┌─ Task input
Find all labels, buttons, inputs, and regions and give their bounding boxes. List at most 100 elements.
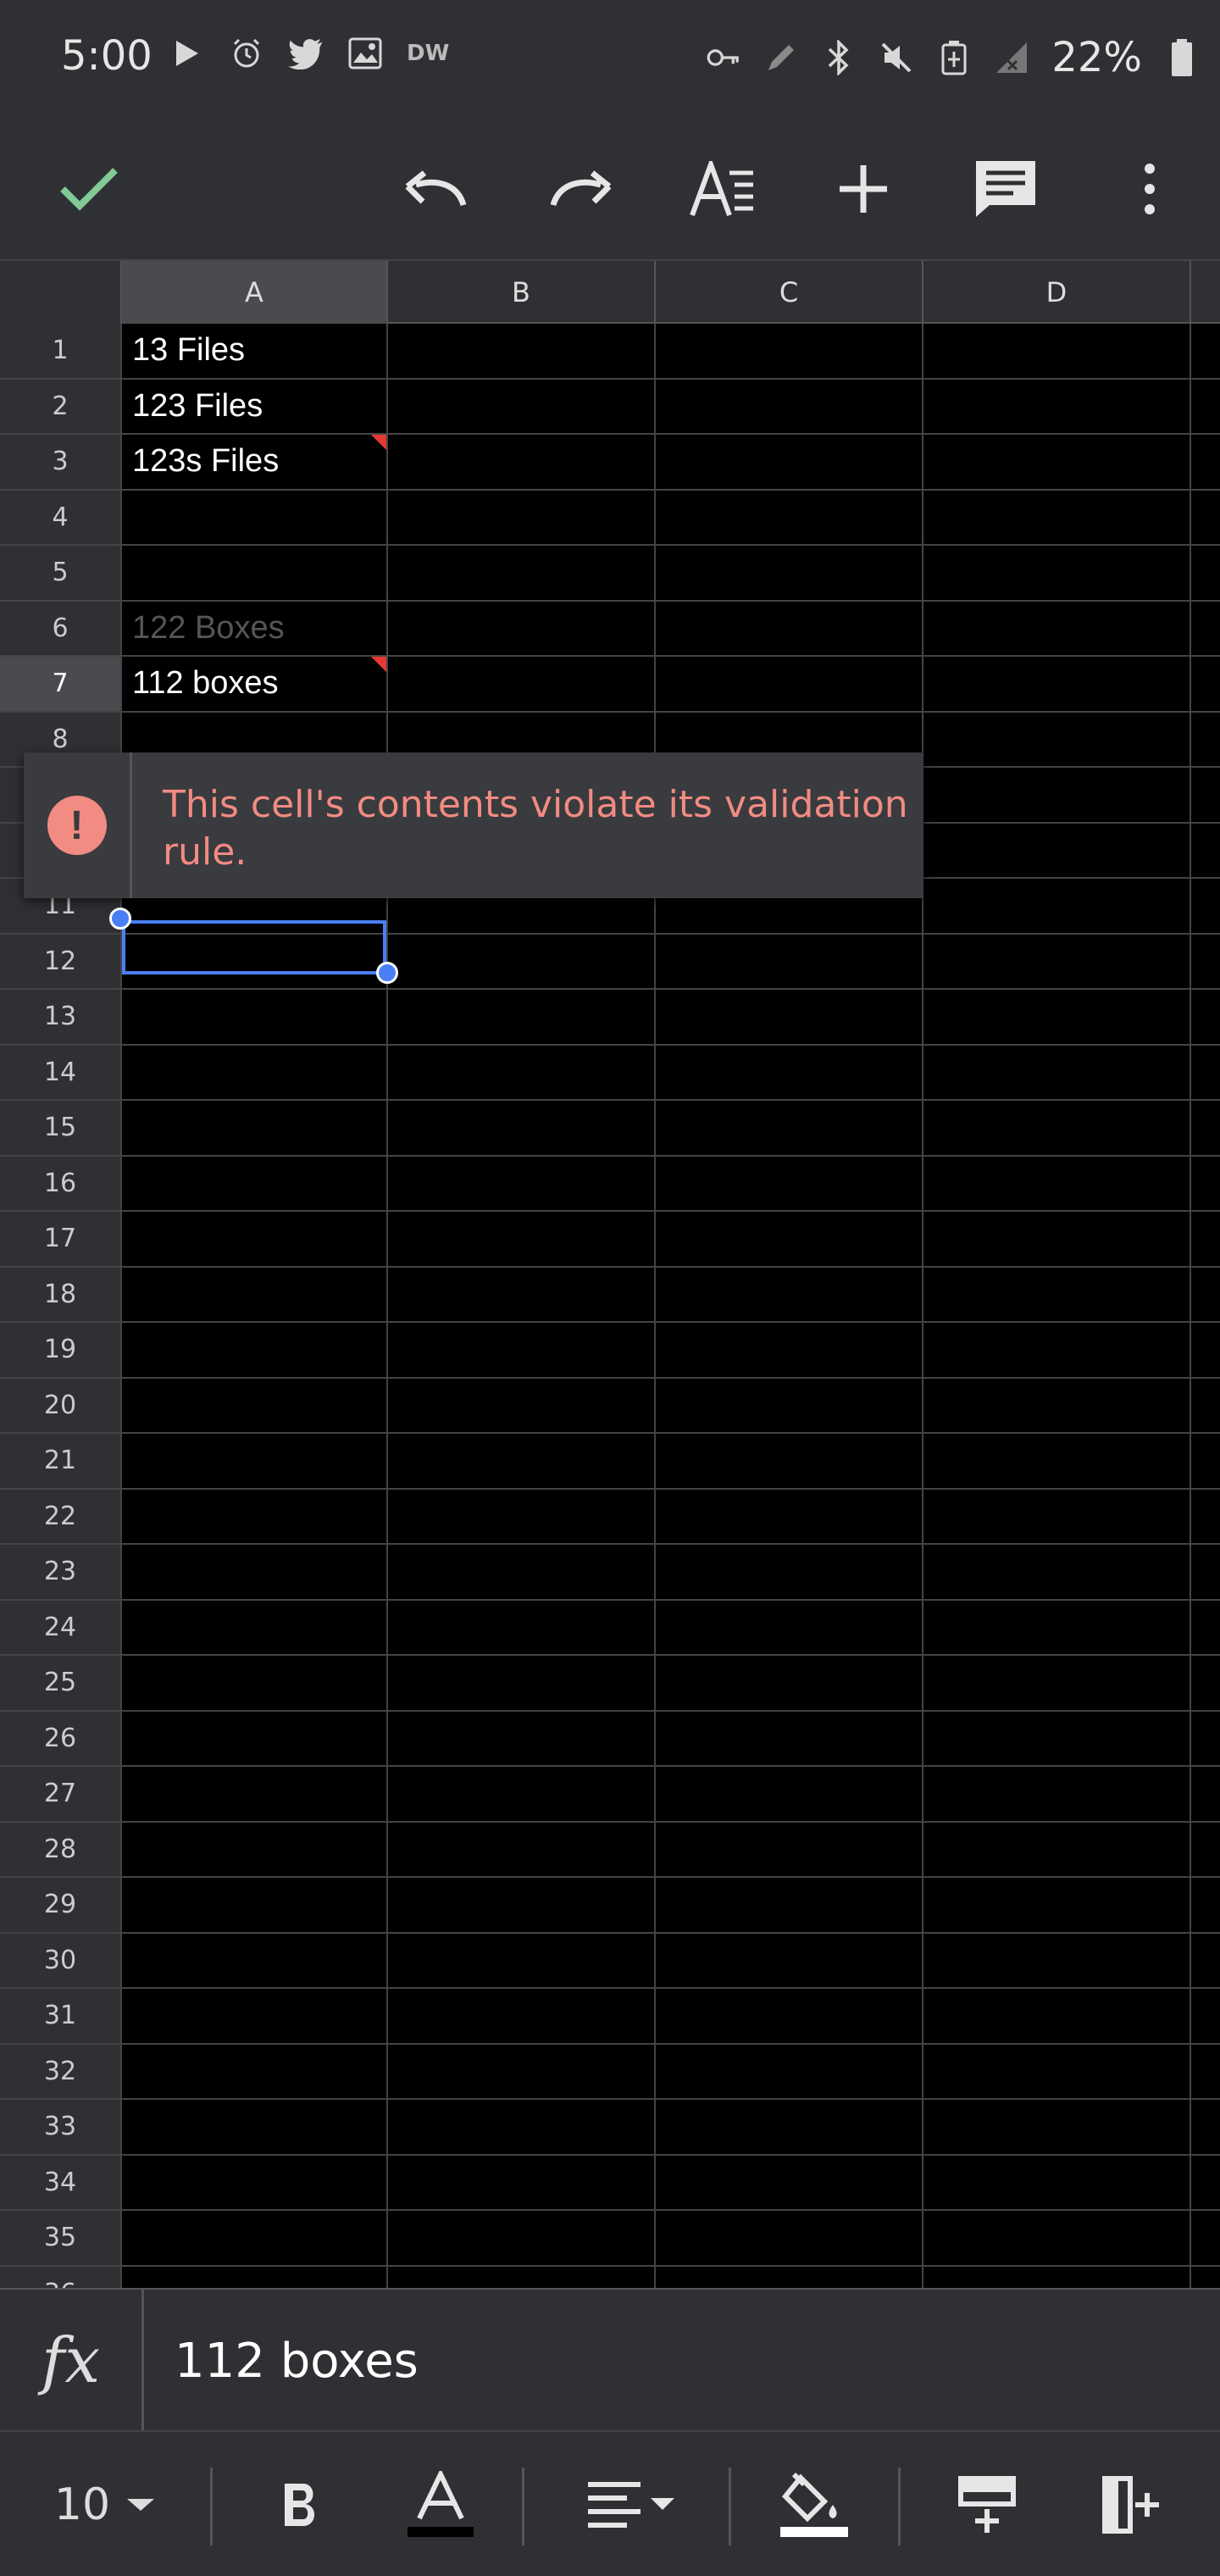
cell-a22[interactable] xyxy=(120,1489,386,1545)
cell-e13[interactable] xyxy=(1190,990,1220,1046)
align-dropdown[interactable] xyxy=(568,2432,695,2576)
cell-e9[interactable] xyxy=(1190,768,1220,824)
cell-b15[interactable] xyxy=(386,1101,654,1157)
cell-e8[interactable] xyxy=(1190,712,1220,768)
cell-c36[interactable] xyxy=(654,2266,922,2288)
cell-e30[interactable] xyxy=(1190,1933,1220,1989)
cell-c15[interactable] xyxy=(654,1101,922,1157)
cell-e31[interactable] xyxy=(1190,1989,1220,2045)
cell-b2[interactable] xyxy=(386,379,654,435)
cell-b6[interactable] xyxy=(386,601,654,657)
row-header[interactable]: 28 xyxy=(0,1822,120,1878)
cell-a24[interactable] xyxy=(120,1600,386,1656)
cell-d31[interactable] xyxy=(922,1989,1190,2045)
cell-e26[interactable] xyxy=(1190,1711,1220,1767)
font-size-dropdown[interactable]: 10 xyxy=(34,2432,178,2576)
cell-c6[interactable] xyxy=(654,601,922,657)
cell-b30[interactable] xyxy=(386,1933,654,1989)
cell-e36[interactable] xyxy=(1190,2266,1220,2288)
cell-d13[interactable] xyxy=(922,990,1190,1046)
row-header[interactable]: 36 xyxy=(0,2266,120,2288)
cell-e28[interactable] xyxy=(1190,1822,1220,1878)
cell-c20[interactable] xyxy=(654,1378,922,1434)
cell-d26[interactable] xyxy=(922,1711,1190,1767)
cell-e11[interactable] xyxy=(1190,879,1220,935)
cell-a34[interactable] xyxy=(120,2155,386,2211)
cell-a29[interactable] xyxy=(120,1878,386,1934)
cell-c28[interactable] xyxy=(654,1822,922,1878)
cell-b13[interactable] xyxy=(386,990,654,1046)
row-header[interactable]: 6 xyxy=(0,601,120,657)
cell-a18[interactable] xyxy=(120,1267,386,1323)
cell-b34[interactable] xyxy=(386,2155,654,2211)
cell-b21[interactable] xyxy=(386,1434,654,1490)
cell-b25[interactable] xyxy=(386,1656,654,1712)
cell-c1[interactable] xyxy=(654,324,922,380)
cell-b20[interactable] xyxy=(386,1378,654,1434)
more-options-button[interactable] xyxy=(1112,151,1188,227)
cell-d33[interactable] xyxy=(922,2100,1190,2156)
cell-c13[interactable] xyxy=(654,990,922,1046)
row-header[interactable]: 2 xyxy=(0,379,120,435)
cell-d9[interactable] xyxy=(922,768,1190,824)
row-header[interactable]: 7 xyxy=(0,657,120,713)
cell-e20[interactable] xyxy=(1190,1378,1220,1434)
cell-c32[interactable] xyxy=(654,2044,922,2100)
cell-a20[interactable] xyxy=(120,1378,386,1434)
cell-e6[interactable] xyxy=(1190,601,1220,657)
insert-row-button[interactable] xyxy=(940,2432,1034,2576)
selection-handle-start[interactable] xyxy=(109,908,131,930)
cell-d12[interactable] xyxy=(922,934,1190,990)
cell-c3[interactable] xyxy=(654,435,922,491)
row-header[interactable]: 13 xyxy=(0,990,120,1046)
row-header[interactable]: 24 xyxy=(0,1600,120,1656)
cell-e5[interactable] xyxy=(1190,546,1220,602)
cell-c25[interactable] xyxy=(654,1656,922,1712)
cell-b36[interactable] xyxy=(386,2266,654,2288)
cell-a14[interactable] xyxy=(120,1045,386,1101)
cell-d25[interactable] xyxy=(922,1656,1190,1712)
cell-d6[interactable] xyxy=(922,601,1190,657)
cell-d11[interactable] xyxy=(922,879,1190,935)
cell-d4[interactable] xyxy=(922,490,1190,546)
cell-d24[interactable] xyxy=(922,1600,1190,1656)
undo-button[interactable] xyxy=(398,151,474,227)
cell-d28[interactable] xyxy=(922,1822,1190,1878)
cell-e12[interactable] xyxy=(1190,934,1220,990)
row-header[interactable]: 25 xyxy=(0,1656,120,1712)
row-header[interactable]: 26 xyxy=(0,1711,120,1767)
cell-e23[interactable] xyxy=(1190,1545,1220,1601)
cell-a31[interactable] xyxy=(120,1989,386,2045)
bold-button[interactable] xyxy=(254,2432,347,2576)
cell-b23[interactable] xyxy=(386,1545,654,1601)
cell-a1[interactable]: 13 Files xyxy=(120,324,386,380)
row-header[interactable]: 19 xyxy=(0,1323,120,1379)
insert-button[interactable] xyxy=(825,151,901,227)
cell-c7[interactable] xyxy=(654,657,922,713)
cell-b7[interactable] xyxy=(386,657,654,713)
cell-c26[interactable] xyxy=(654,1711,922,1767)
column-header-c[interactable]: C xyxy=(654,261,922,324)
confirm-button[interactable] xyxy=(51,151,127,227)
cell-c24[interactable] xyxy=(654,1600,922,1656)
cell-d22[interactable] xyxy=(922,1489,1190,1545)
row-header[interactable]: 14 xyxy=(0,1045,120,1101)
cell-c31[interactable] xyxy=(654,1989,922,2045)
cell-c18[interactable] xyxy=(654,1267,922,1323)
cell-a17[interactable] xyxy=(120,1212,386,1268)
cell-d17[interactable] xyxy=(922,1212,1190,1268)
cell-e32[interactable] xyxy=(1190,2044,1220,2100)
spreadsheet-grid[interactable]: A B C D 1 13 Files 2 123 Files 3 123s Files 4 5… xyxy=(0,261,1220,2288)
cell-e14[interactable] xyxy=(1190,1045,1220,1101)
cell-c33[interactable] xyxy=(654,2100,922,2156)
cell-c2[interactable] xyxy=(654,379,922,435)
cell-d36[interactable] xyxy=(922,2266,1190,2288)
fill-color-button[interactable] xyxy=(762,2432,864,2576)
column-header-e[interactable] xyxy=(1190,261,1220,324)
cell-b4[interactable] xyxy=(386,490,654,546)
cell-a4[interactable] xyxy=(120,490,386,546)
cell-a28[interactable] xyxy=(120,1822,386,1878)
cell-d16[interactable] xyxy=(922,1156,1190,1212)
cell-b27[interactable] xyxy=(386,1767,654,1823)
row-header[interactable]: 18 xyxy=(0,1267,120,1323)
└─
Exercise goal: Copy out every line of the items above without changing anything, but leave out the picture.

Result:
Find all labels, buttons, inputs, and regions and give their bounding boxes. List at most 100 elements.
cell-a22[interactable] xyxy=(120,1489,386,1545)
cell-e13[interactable] xyxy=(1190,990,1220,1046)
align-dropdown[interactable] xyxy=(568,2432,695,2576)
cell-e9[interactable] xyxy=(1190,768,1220,824)
cell-b15[interactable] xyxy=(386,1101,654,1157)
cell-e8[interactable] xyxy=(1190,712,1220,768)
cell-c36[interactable] xyxy=(654,2266,922,2288)
cell-e30[interactable] xyxy=(1190,1933,1220,1989)
cell-c15[interactable] xyxy=(654,1101,922,1157)
cell-e31[interactable] xyxy=(1190,1989,1220,2045)
cell-b2[interactable] xyxy=(386,379,654,435)
cell-b6[interactable] xyxy=(386,601,654,657)
row-header[interactable]: 28 xyxy=(0,1822,120,1878)
cell-a24[interactable] xyxy=(120,1600,386,1656)
cell-d31[interactable] xyxy=(922,1989,1190,2045)
cell-e26[interactable] xyxy=(1190,1711,1220,1767)
font-size-dropdown[interactable]: 10 xyxy=(34,2432,178,2576)
cell-c6[interactable] xyxy=(654,601,922,657)
cell-b30[interactable] xyxy=(386,1933,654,1989)
cell-e36[interactable] xyxy=(1190,2266,1220,2288)
cell-d13[interactable] xyxy=(922,990,1190,1046)
row-header[interactable]: 36 xyxy=(0,2266,120,2288)
cell-e28[interactable] xyxy=(1190,1822,1220,1878)
cell-c20[interactable] xyxy=(654,1378,922,1434)
cell-d26[interactable] xyxy=(922,1711,1190,1767)
cell-e11[interactable] xyxy=(1190,879,1220,935)
cell-a34[interactable] xyxy=(120,2155,386,2211)
cell-a29[interactable] xyxy=(120,1878,386,1934)
cell-c28[interactable] xyxy=(654,1822,922,1878)
cell-b13[interactable] xyxy=(386,990,654,1046)
row-header[interactable]: 6 xyxy=(0,601,120,657)
cell-a18[interactable] xyxy=(120,1267,386,1323)
cell-b34[interactable] xyxy=(386,2155,654,2211)
cell-b21[interactable] xyxy=(386,1434,654,1490)
cell-b25[interactable] xyxy=(386,1656,654,1712)
cell-c1[interactable] xyxy=(654,324,922,380)
cell-b20[interactable] xyxy=(386,1378,654,1434)
more-options-button[interactable] xyxy=(1112,151,1188,227)
cell-d33[interactable] xyxy=(922,2100,1190,2156)
cell-c13[interactable] xyxy=(654,990,922,1046)
row-header[interactable]: 2 xyxy=(0,379,120,435)
cell-d9[interactable] xyxy=(922,768,1190,824)
row-header[interactable]: 7 xyxy=(0,657,120,713)
cell-e20[interactable] xyxy=(1190,1378,1220,1434)
cell-c32[interactable] xyxy=(654,2044,922,2100)
cell-a20[interactable] xyxy=(120,1378,386,1434)
cell-e6[interactable] xyxy=(1190,601,1220,657)
insert-row-button[interactable] xyxy=(940,2432,1034,2576)
selection-handle-start[interactable] xyxy=(109,908,131,930)
cell-d12[interactable] xyxy=(922,934,1190,990)
cell-c3[interactable] xyxy=(654,435,922,491)
row-header[interactable]: 13 xyxy=(0,990,120,1046)
row-header[interactable]: 24 xyxy=(0,1600,120,1656)
cell-e5[interactable] xyxy=(1190,546,1220,602)
cell-c25[interactable] xyxy=(654,1656,922,1712)
cell-b36[interactable] xyxy=(386,2266,654,2288)
cell-a14[interactable] xyxy=(120,1045,386,1101)
cell-d25[interactable] xyxy=(922,1656,1190,1712)
cell-d6[interactable] xyxy=(922,601,1190,657)
cell-d11[interactable] xyxy=(922,879,1190,935)
cell-d4[interactable] xyxy=(922,490,1190,546)
cell-d24[interactable] xyxy=(922,1600,1190,1656)
undo-button[interactable] xyxy=(398,151,474,227)
cell-d28[interactable] xyxy=(922,1822,1190,1878)
cell-e12[interactable] xyxy=(1190,934,1220,990)
row-header[interactable]: 25 xyxy=(0,1656,120,1712)
row-header[interactable]: 26 xyxy=(0,1711,120,1767)
cell-e23[interactable] xyxy=(1190,1545,1220,1601)
cell-a31[interactable] xyxy=(120,1989,386,2045)
bold-button[interactable] xyxy=(254,2432,347,2576)
cell-b23[interactable] xyxy=(386,1545,654,1601)
cell-a1[interactable]: 13 Files xyxy=(120,324,386,380)
row-header[interactable]: 19 xyxy=(0,1323,120,1379)
insert-button[interactable] xyxy=(825,151,901,227)
cell-c7[interactable] xyxy=(654,657,922,713)
cell-b7[interactable] xyxy=(386,657,654,713)
cell-c26[interactable] xyxy=(654,1711,922,1767)
column-header-c[interactable]: C xyxy=(654,261,922,324)
confirm-button[interactable] xyxy=(51,151,127,227)
cell-c24[interactable] xyxy=(654,1600,922,1656)
cell-d22[interactable] xyxy=(922,1489,1190,1545)
row-header[interactable]: 14 xyxy=(0,1045,120,1101)
cell-c31[interactable] xyxy=(654,1989,922,2045)
cell-c18[interactable] xyxy=(654,1267,922,1323)
cell-a17[interactable] xyxy=(120,1212,386,1268)
cell-d17[interactable] xyxy=(922,1212,1190,1268)
cell-e32[interactable] xyxy=(1190,2044,1220,2100)
spreadsheet-grid[interactable]: A B C D 1 13 Files 2 123 Files 3 123s Files 4 5… xyxy=(0,261,1220,2288)
cell-e14[interactable] xyxy=(1190,1045,1220,1101)
cell-c33[interactable] xyxy=(654,2100,922,2156)
cell-c2[interactable] xyxy=(654,379,922,435)
cell-d36[interactable] xyxy=(922,2266,1190,2288)
fill-color-button[interactable] xyxy=(762,2432,864,2576)
column-header-e[interactable] xyxy=(1190,261,1220,324)
cell-b4[interactable] xyxy=(386,490,654,546)
cell-a4[interactable] xyxy=(120,490,386,546)
cell-a28[interactable] xyxy=(120,1822,386,1878)
cell-d16[interactable] xyxy=(922,1156,1190,1212)
cell-b27[interactable] xyxy=(386,1767,654,1823)
row-header[interactable]: 18 xyxy=(0,1267,120,1323)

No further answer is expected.